++++ Excerto da página ++++

Uma paragem no calendário, um triunfo caseiro frente ao Gil Vicente que poderia ter uma outra expressão no resultado, um técnico que olha para aquilo que continua a falhar sem secundarizar o que a equipa fez de positivo. A antecâmara da deslocação do Sporting a Marselha permitiu trabalhar de forma mais desafogada do que na semana depois da derrota no Bessa mas nem por isso Rúben Amorim deixou de baixar a fasquia da exigência apontando ao golo sofrido no último minuto de descontos com os minhotos, já depois de uma bola na trave também a acabar. Se é verdade que o maior problema dos leões no arranque de temporada foi a falta de consistência de resultados mesmo sem grandes flutuações exibicionais, as falhas de concentração com o respetivo castigo continuavam a suceder. E esse foi mais um gancho na exigência máxima pedida pelo treinador em França num Velódrome sem público, recusando qualquer jogo para o empate. 

“Não, o empate não é um bom resultado. Somos o Sporting, uma equipa grande de Portugal. Estamos a crescer e queremos vencer. Este grupo pode mudar de um momento para o outro. Estamos numa má posição no Campeonato e ganhar jogos na Champions ajudou-nos. É uma competição onde ganhamos dinheiro e é importante para nós. Queremos os três pontos. Espero um bom jogo dos meus jogadores, que saibam ler o jogo, mas a ideia é sempre vencer”, pedira Rúben Amorim, entre elogios ao adversário.

“Há uma grande parecença entre as duas equipas. O Marselha fez dois bons jogos na Champions, não merecia perder em casa com o Eintracht Frankfurt e se não fosse a expulsão contra o Tottenham também seria complicado. Também temos tido bons jogos no Campeonato, que a meu ver não merecíamos perder, mas também temos culpa. Temos uma identidade, jogamos sempre da mesma forma, seja na Champions ou no Campeonato. Mesmo estando em sétimo na Liga, o nosso clube obriga-nos a ganhar”, destacara, antes de frisar que “o Marselha joga praticamente no mesmo sistema mas de forma diferente: “O facto de os laterais estarem muito projetados é uma diferença. Jogar com o Guendouzi ou com o Payet pode ser completamente diferente. Temos jogado com extremos com os pés trocados, por isso há sempre essas diferenças. Temos de nos focar muito naquilo que fazemos. Vai ser uma luta de ideias e as individualidades vão fazer a diferença. Confio muito nos jogadores para fazerem depois a diferença para o nosso lado”.

++++ Itens fornecidos ++++

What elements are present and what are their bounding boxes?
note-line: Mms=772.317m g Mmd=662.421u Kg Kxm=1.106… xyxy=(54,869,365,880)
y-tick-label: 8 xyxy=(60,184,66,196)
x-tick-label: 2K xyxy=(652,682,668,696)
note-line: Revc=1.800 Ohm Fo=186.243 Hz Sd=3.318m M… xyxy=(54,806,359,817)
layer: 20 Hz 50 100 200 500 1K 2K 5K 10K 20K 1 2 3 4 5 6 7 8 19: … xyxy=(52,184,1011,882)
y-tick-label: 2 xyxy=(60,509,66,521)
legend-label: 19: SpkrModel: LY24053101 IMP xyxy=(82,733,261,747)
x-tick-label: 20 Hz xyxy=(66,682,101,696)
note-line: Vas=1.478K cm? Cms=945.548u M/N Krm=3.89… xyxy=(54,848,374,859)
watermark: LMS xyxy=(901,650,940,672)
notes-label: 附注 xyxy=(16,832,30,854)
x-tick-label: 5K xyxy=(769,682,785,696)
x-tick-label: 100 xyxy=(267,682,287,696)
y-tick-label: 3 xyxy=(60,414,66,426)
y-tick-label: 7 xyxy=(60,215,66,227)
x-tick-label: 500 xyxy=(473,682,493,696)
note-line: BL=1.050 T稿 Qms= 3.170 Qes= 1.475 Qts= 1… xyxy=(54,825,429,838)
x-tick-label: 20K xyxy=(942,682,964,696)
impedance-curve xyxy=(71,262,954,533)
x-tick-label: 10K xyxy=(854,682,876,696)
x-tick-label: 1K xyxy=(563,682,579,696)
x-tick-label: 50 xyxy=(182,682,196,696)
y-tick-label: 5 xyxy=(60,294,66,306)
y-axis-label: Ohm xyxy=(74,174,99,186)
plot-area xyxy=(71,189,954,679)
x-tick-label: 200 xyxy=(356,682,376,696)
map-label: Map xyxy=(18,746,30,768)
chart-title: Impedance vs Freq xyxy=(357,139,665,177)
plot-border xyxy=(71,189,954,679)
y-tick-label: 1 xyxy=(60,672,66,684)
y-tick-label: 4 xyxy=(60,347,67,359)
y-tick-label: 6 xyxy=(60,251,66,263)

++++

**Exercício escrito**: Explique, em uma a três frases, por que motivo Rúben Amorim afirma, no excerto, que o empate não é um bom resultado. Os itens apresentados não têm qualquer relação com o excerto.

**Resposta final**: O Sporting é uma equipa grande de Portugal, que está a crescer e quer vencer. Além disso, encontra-se numa má posição no Campeonato, e ganhar jogos na Champions tem ajudado a equipa, sendo esta uma competição em que o clube ganha dinheiro e que é importante para ele.